* Start Data shown *
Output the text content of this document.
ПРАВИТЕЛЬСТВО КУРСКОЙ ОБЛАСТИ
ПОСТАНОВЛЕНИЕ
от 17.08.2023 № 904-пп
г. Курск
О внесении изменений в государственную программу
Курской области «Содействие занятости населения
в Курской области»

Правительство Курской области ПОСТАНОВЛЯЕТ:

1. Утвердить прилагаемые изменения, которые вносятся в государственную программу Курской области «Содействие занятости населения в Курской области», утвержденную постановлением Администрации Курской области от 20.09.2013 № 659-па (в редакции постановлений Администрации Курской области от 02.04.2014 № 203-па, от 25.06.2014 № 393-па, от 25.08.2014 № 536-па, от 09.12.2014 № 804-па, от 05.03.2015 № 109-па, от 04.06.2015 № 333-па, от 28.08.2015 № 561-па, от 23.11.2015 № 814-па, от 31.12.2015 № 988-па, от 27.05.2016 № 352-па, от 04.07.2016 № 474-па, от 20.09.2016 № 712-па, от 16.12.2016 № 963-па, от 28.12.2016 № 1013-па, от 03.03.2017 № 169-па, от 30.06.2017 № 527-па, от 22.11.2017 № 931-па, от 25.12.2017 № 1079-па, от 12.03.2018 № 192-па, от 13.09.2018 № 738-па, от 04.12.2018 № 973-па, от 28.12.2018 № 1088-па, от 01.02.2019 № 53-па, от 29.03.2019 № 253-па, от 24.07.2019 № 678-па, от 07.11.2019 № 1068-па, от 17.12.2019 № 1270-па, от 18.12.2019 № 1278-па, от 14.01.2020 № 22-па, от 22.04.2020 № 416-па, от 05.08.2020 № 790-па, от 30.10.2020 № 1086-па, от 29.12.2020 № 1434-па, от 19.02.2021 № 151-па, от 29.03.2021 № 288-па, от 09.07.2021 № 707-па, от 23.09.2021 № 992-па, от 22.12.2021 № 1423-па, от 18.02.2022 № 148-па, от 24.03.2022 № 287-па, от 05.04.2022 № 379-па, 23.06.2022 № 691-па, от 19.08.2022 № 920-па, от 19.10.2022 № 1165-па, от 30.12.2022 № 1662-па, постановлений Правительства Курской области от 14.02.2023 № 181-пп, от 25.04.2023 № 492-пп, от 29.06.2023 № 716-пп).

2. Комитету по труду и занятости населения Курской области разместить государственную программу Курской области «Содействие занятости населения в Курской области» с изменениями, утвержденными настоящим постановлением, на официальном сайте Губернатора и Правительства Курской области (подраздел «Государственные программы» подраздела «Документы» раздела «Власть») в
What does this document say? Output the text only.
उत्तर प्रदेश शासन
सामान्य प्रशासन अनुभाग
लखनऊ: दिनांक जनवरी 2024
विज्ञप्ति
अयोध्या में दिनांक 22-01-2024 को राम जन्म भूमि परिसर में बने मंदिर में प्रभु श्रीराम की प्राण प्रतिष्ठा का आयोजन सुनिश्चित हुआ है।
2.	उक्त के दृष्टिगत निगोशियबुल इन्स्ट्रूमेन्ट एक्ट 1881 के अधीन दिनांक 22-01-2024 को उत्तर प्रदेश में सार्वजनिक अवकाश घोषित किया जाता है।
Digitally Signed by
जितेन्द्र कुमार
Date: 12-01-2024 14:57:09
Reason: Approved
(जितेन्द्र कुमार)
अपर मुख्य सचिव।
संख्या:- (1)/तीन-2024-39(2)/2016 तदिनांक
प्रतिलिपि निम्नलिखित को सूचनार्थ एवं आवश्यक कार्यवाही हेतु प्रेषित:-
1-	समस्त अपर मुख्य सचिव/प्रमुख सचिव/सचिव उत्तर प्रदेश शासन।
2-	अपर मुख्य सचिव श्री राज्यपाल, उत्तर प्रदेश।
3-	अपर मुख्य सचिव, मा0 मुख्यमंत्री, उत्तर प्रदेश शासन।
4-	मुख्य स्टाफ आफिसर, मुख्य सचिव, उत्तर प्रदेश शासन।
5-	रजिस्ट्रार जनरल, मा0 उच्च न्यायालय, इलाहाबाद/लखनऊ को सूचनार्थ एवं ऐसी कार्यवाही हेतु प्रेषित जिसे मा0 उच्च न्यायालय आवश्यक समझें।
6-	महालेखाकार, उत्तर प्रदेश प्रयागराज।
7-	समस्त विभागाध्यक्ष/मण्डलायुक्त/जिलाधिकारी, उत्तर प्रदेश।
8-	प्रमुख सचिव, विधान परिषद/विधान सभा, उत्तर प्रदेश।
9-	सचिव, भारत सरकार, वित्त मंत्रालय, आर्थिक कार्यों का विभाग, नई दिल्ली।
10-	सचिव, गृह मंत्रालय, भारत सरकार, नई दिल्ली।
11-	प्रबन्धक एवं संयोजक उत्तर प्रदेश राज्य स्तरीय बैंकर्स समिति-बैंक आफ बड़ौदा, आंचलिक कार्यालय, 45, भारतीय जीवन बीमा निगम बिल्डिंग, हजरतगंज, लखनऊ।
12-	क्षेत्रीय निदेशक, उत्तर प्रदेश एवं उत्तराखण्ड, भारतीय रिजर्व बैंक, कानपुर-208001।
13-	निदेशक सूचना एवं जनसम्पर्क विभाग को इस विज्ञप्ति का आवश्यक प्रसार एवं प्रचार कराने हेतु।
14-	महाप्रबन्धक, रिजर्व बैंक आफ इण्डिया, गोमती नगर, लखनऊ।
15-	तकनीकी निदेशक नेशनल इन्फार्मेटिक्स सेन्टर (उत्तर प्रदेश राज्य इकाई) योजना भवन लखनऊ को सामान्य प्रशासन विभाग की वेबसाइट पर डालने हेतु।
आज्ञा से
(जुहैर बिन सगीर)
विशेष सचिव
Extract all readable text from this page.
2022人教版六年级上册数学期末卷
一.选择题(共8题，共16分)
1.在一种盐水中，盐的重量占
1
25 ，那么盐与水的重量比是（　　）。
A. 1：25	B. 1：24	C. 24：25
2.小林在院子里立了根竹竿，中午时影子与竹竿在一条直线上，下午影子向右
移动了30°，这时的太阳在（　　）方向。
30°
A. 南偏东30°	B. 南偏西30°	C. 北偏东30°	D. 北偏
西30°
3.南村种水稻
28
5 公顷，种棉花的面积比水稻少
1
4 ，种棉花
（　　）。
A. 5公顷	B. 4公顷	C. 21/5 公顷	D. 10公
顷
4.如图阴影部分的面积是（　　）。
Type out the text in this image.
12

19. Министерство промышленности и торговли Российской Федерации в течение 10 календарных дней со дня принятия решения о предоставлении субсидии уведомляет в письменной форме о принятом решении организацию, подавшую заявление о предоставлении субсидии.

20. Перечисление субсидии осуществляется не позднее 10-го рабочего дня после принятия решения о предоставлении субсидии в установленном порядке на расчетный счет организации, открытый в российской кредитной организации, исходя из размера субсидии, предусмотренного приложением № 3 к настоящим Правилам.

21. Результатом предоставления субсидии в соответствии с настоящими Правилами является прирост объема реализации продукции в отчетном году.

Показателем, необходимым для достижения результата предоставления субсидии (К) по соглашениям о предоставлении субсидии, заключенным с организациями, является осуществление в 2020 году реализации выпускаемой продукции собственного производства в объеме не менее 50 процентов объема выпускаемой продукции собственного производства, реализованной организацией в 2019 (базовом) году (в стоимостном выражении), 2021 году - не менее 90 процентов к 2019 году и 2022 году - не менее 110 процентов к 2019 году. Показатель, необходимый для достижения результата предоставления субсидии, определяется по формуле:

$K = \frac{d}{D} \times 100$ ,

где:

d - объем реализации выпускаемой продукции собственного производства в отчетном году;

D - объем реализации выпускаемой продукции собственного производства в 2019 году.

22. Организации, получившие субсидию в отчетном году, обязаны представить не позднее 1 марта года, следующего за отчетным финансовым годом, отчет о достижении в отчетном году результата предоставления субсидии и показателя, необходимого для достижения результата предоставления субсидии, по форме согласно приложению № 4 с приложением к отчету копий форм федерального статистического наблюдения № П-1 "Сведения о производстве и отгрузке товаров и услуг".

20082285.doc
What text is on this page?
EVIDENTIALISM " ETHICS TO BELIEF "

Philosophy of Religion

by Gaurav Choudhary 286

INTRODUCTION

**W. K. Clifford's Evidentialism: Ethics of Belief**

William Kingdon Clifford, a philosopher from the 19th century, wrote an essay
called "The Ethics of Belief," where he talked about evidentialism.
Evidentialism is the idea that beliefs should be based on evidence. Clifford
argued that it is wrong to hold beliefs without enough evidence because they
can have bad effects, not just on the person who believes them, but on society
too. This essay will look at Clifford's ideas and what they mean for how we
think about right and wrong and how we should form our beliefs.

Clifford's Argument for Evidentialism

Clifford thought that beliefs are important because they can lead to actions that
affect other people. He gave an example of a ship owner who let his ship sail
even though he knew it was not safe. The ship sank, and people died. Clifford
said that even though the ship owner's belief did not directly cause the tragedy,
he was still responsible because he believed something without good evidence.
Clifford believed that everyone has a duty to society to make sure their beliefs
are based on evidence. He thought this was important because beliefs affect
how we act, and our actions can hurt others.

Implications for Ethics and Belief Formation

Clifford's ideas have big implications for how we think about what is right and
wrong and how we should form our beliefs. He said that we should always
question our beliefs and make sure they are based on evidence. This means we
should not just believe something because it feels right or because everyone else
* End Data shown *
Read the entries and pick out all lines that include the word "just".

#### [Full answer]
can have bad effects, not just on the person who believes them, but on society
should not just believe something because it feels right or because everyone else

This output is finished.